■ REQUIREMENTS
Word for word, repeat the entries, minus the pictures.

■ ENTRIES SUPPLIED
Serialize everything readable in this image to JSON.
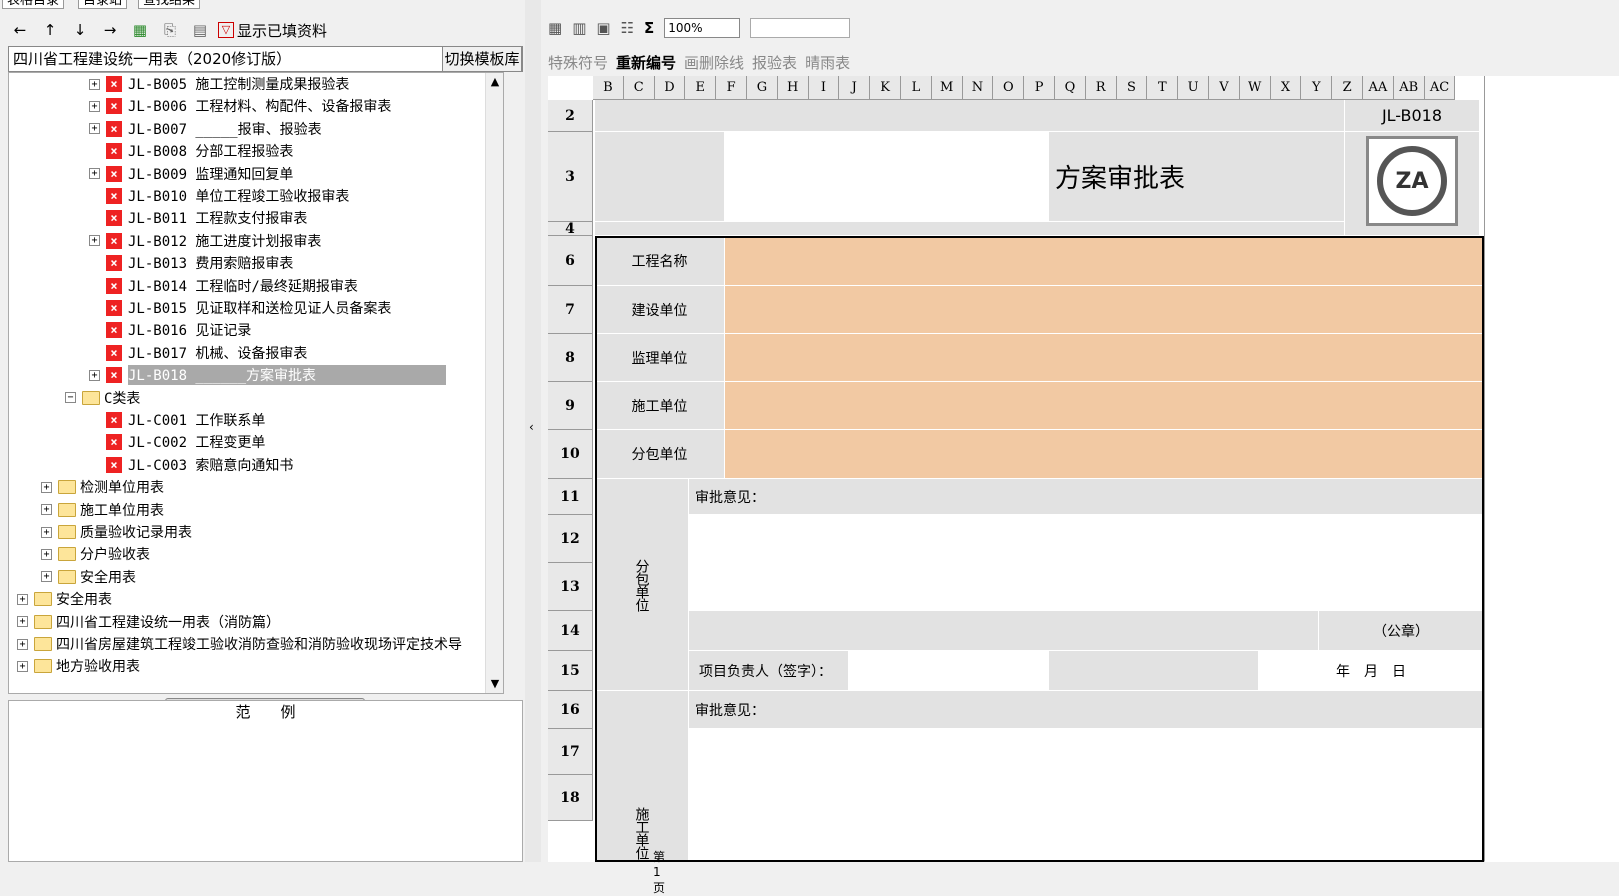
{
  "left": {
    "tabs": [
      "表格目录",
      "目录站",
      "查找结果"
    ],
    "filter_label": "显示已填资料",
    "template_name": "四川省工程建设统一用表（2020修订版）",
    "switch_button": "切换模板库",
    "tree": [
      {
        "indent": 3,
        "expand": "+",
        "type": "doc",
        "text": "JL-B005 施工控制测量成果报验表"
      },
      {
        "indent": 3,
        "expand": "+",
        "type": "doc",
        "text": "JL-B006 工程材料、构配件、设备报审表"
      },
      {
        "indent": 3,
        "expand": "+",
        "type": "doc",
        "text": "JL-B007 _____报审、报验表"
      },
      {
        "indent": 3,
        "expand": "",
        "type": "doc",
        "text": "JL-B008 分部工程报验表"
      },
      {
        "indent": 3,
        "expand": "+",
        "type": "doc",
        "text": "JL-B009 监理通知回复单"
      },
      {
        "indent": 3,
        "expand": "",
        "type": "doc",
        "text": "JL-B010 单位工程竣工验收报审表"
      },
      {
        "indent": 3,
        "expand": "",
        "type": "doc",
        "text": "JL-B011 工程款支付报审表"
      },
      {
        "indent": 3,
        "expand": "+",
        "type": "doc",
        "text": "JL-B012 施工进度计划报审表"
      },
      {
        "indent": 3,
        "expand": "",
        "type": "doc",
        "text": "JL-B013 费用索赔报审表"
      },
      {
        "indent": 3,
        "expand": "",
        "type": "doc",
        "text": "JL-B014 工程临时/最终延期报审表"
      },
      {
        "indent": 3,
        "expand": "",
        "type": "doc",
        "text": "JL-B015 见证取样和送检见证人员备案表"
      },
      {
        "indent": 3,
        "expand": "",
        "type": "doc",
        "text": "JL-B016 见证记录"
      },
      {
        "indent": 3,
        "expand": "",
        "type": "doc",
        "text": "JL-B017 机械、设备报审表"
      },
      {
        "indent": 3,
        "expand": "+",
        "type": "doc",
        "text": "JL-B018 ______方案审批表",
        "selected": true
      },
      {
        "indent": 2,
        "expand": "-",
        "type": "folder-open",
        "text": "C类表"
      },
      {
        "indent": 3,
        "expand": "",
        "type": "doc",
        "text": "JL-C001 工作联系单"
      },
      {
        "indent": 3,
        "expand": "",
        "type": "doc",
        "text": "JL-C002 工程变更单"
      },
      {
        "indent": 3,
        "expand": "",
        "type": "doc",
        "text": "JL-C003 索赔意向通知书"
      },
      {
        "indent": 1,
        "expand": "+",
        "type": "folder",
        "text": "检测单位用表"
      },
      {
        "indent": 1,
        "expand": "+",
        "type": "folder",
        "text": "施工单位用表"
      },
      {
        "indent": 1,
        "expand": "+",
        "type": "folder",
        "text": "质量验收记录用表"
      },
      {
        "indent": 1,
        "expand": "+",
        "type": "folder",
        "text": "分户验收表"
      },
      {
        "indent": 1,
        "expand": "+",
        "type": "folder",
        "text": "安全用表"
      },
      {
        "indent": 0,
        "expand": "+",
        "type": "folder",
        "text": "安全用表"
      },
      {
        "indent": 0,
        "expand": "+",
        "type": "folder",
        "text": "四川省工程建设统一用表（消防篇）"
      },
      {
        "indent": 0,
        "expand": "+",
        "type": "folder",
        "text": "四川省房屋建筑工程竣工验收消防查验和消防验收现场评定技术导"
      },
      {
        "indent": 0,
        "expand": "+",
        "type": "folder",
        "text": "地方验收用表"
      }
    ],
    "legend_title": "范　　例"
  },
  "toolbar3": {
    "special_symbol": "特殊符号",
    "renumber": "重新编号",
    "strike": "画删除线",
    "report": "报验表",
    "weather": "晴雨表",
    "zoom": "100%"
  },
  "sheet": {
    "columns": [
      "B",
      "C",
      "D",
      "E",
      "F",
      "G",
      "H",
      "I",
      "J",
      "K",
      "L",
      "M",
      "N",
      "O",
      "P",
      "Q",
      "R",
      "S",
      "T",
      "U",
      "V",
      "W",
      "X",
      "Y",
      "Z",
      "AA",
      "AB",
      "AC"
    ],
    "rows": [
      "2",
      "3",
      "4",
      "6",
      "7",
      "8",
      "9",
      "10",
      "11",
      "12",
      "13",
      "14",
      "15",
      "16",
      "17",
      "18"
    ],
    "form_code": "JL-B018",
    "form_title": "方案审批表",
    "fields": [
      "工程名称",
      "建设单位",
      "监理单位",
      "施工单位",
      "分包单位"
    ],
    "section1_label": "分包单位",
    "section2_label": "施工单位",
    "opinion_label": "审批意见：",
    "seal_label": "（公章）",
    "signer_label": "项目负责人（签字）：",
    "date_label": "年　月　日",
    "logo_text": "ZA",
    "sheet_tab": "第1页"
  }
}
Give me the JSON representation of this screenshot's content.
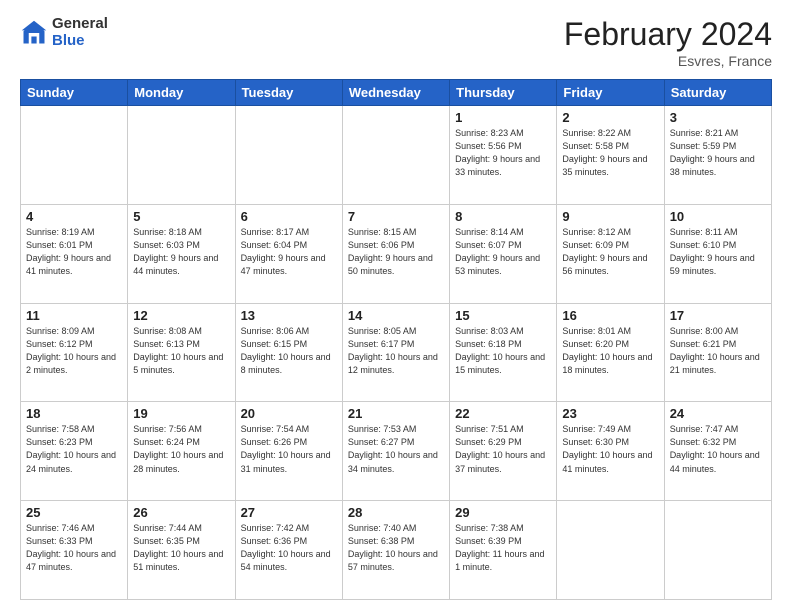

■ RESPONSE TO THE EXERCISE
Serialize everything readable in this image to JSON.
{
  "left": {
    "tabs": [
      "表格目录",
      "目录站",
      "查找结果"
    ],
    "filter_label": "显示已填资料",
    "template_name": "四川省工程建设统一用表（2020修订版）",
    "switch_button": "切换模板库",
    "tree": [
      {
        "indent": 3,
        "expand": "+",
        "type": "doc",
        "text": "JL-B005 施工控制测量成果报验表"
      },
      {
        "indent": 3,
        "expand": "+",
        "type": "doc",
        "text": "JL-B006 工程材料、构配件、设备报审表"
      },
      {
        "indent": 3,
        "expand": "+",
        "type": "doc",
        "text": "JL-B007 _____报审、报验表"
      },
      {
        "indent": 3,
        "expand": "",
        "type": "doc",
        "text": "JL-B008 分部工程报验表"
      },
      {
        "indent": 3,
        "expand": "+",
        "type": "doc",
        "text": "JL-B009 监理通知回复单"
      },
      {
        "indent": 3,
        "expand": "",
        "type": "doc",
        "text": "JL-B010 单位工程竣工验收报审表"
      },
      {
        "indent": 3,
        "expand": "",
        "type": "doc",
        "text": "JL-B011 工程款支付报审表"
      },
      {
        "indent": 3,
        "expand": "+",
        "type": "doc",
        "text": "JL-B012 施工进度计划报审表"
      },
      {
        "indent": 3,
        "expand": "",
        "type": "doc",
        "text": "JL-B013 费用索赔报审表"
      },
      {
        "indent": 3,
        "expand": "",
        "type": "doc",
        "text": "JL-B014 工程临时/最终延期报审表"
      },
      {
        "indent": 3,
        "expand": "",
        "type": "doc",
        "text": "JL-B015 见证取样和送检见证人员备案表"
      },
      {
        "indent": 3,
        "expand": "",
        "type": "doc",
        "text": "JL-B016 见证记录"
      },
      {
        "indent": 3,
        "expand": "",
        "type": "doc",
        "text": "JL-B017 机械、设备报审表"
      },
      {
        "indent": 3,
        "expand": "+",
        "type": "doc",
        "text": "JL-B018 ______方案审批表",
        "selected": true
      },
      {
        "indent": 2,
        "expand": "-",
        "type": "folder-open",
        "text": "C类表"
      },
      {
        "indent": 3,
        "expand": "",
        "type": "doc",
        "text": "JL-C001 工作联系单"
      },
      {
        "indent": 3,
        "expand": "",
        "type": "doc",
        "text": "JL-C002 工程变更单"
      },
      {
        "indent": 3,
        "expand": "",
        "type": "doc",
        "text": "JL-C003 索赔意向通知书"
      },
      {
        "indent": 1,
        "expand": "+",
        "type": "folder",
        "text": "检测单位用表"
      },
      {
        "indent": 1,
        "expand": "+",
        "type": "folder",
        "text": "施工单位用表"
      },
      {
        "indent": 1,
        "expand": "+",
        "type": "folder",
        "text": "质量验收记录用表"
      },
      {
        "indent": 1,
        "expand": "+",
        "type": "folder",
        "text": "分户验收表"
      },
      {
        "indent": 1,
        "expand": "+",
        "type": "folder",
        "text": "安全用表"
      },
      {
        "indent": 0,
        "expand": "+",
        "type": "folder",
        "text": "安全用表"
      },
      {
        "indent": 0,
        "expand": "+",
        "type": "folder",
        "text": "四川省工程建设统一用表（消防篇）"
      },
      {
        "indent": 0,
        "expand": "+",
        "type": "folder",
        "text": "四川省房屋建筑工程竣工验收消防查验和消防验收现场评定技术导"
      },
      {
        "indent": 0,
        "expand": "+",
        "type": "folder",
        "text": "地方验收用表"
      }
    ],
    "legend_title": "范　　例"
  },
  "toolbar3": {
    "special_symbol": "特殊符号",
    "renumber": "重新编号",
    "strike": "画删除线",
    "report": "报验表",
    "weather": "晴雨表",
    "zoom": "100%"
  },
  "sheet": {
    "columns": [
      "B",
      "C",
      "D",
      "E",
      "F",
      "G",
      "H",
      "I",
      "J",
      "K",
      "L",
      "M",
      "N",
      "O",
      "P",
      "Q",
      "R",
      "S",
      "T",
      "U",
      "V",
      "W",
      "X",
      "Y",
      "Z",
      "AA",
      "AB",
      "AC"
    ],
    "rows": [
      "2",
      "3",
      "4",
      "6",
      "7",
      "8",
      "9",
      "10",
      "11",
      "12",
      "13",
      "14",
      "15",
      "16",
      "17",
      "18"
    ],
    "form_code": "JL-B018",
    "form_title": "方案审批表",
    "fields": [
      "工程名称",
      "建设单位",
      "监理单位",
      "施工单位",
      "分包单位"
    ],
    "section1_label": "分包单位",
    "section2_label": "施工单位",
    "opinion_label": "审批意见：",
    "seal_label": "（公章）",
    "signer_label": "项目负责人（签字）：",
    "date_label": "年　月　日",
    "logo_text": "ZA",
    "sheet_tab": "第1页"
  }
}
Give me the JSON representation of this screenshot's content.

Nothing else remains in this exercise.